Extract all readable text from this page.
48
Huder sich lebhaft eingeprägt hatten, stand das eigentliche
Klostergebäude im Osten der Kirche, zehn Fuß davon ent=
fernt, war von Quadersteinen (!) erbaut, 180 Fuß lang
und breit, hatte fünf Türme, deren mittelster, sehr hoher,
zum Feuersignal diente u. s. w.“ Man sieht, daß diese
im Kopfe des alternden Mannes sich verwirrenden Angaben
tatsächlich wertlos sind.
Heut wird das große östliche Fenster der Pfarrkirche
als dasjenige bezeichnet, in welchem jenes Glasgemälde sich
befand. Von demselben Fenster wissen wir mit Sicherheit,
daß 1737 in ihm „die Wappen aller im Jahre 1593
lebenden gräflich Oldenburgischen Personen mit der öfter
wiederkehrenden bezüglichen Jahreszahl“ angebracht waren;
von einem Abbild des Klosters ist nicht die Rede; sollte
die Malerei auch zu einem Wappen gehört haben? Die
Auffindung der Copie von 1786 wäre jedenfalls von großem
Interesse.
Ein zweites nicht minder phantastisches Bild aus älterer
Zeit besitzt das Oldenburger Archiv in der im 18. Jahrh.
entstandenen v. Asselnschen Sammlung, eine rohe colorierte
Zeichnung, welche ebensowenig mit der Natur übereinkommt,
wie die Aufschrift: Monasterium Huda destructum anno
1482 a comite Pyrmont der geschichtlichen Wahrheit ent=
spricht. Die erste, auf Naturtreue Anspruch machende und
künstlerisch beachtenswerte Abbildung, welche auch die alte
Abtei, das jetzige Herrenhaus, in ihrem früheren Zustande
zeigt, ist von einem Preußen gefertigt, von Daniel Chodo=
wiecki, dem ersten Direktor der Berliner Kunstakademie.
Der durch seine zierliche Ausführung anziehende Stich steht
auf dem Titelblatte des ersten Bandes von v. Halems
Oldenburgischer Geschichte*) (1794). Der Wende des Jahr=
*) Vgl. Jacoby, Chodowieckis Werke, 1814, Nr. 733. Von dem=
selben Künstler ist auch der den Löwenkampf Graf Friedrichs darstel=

################

= Given problem =
Return all lines with the word "einem" in them.

= The answer =
von einem Abbild des Klosters ist nicht die Rede; sollte
die Malerei auch zu einem Wappen gehört haben? Die
zeigt, ist von einem Preußen gefertigt, von Daniel Chodo=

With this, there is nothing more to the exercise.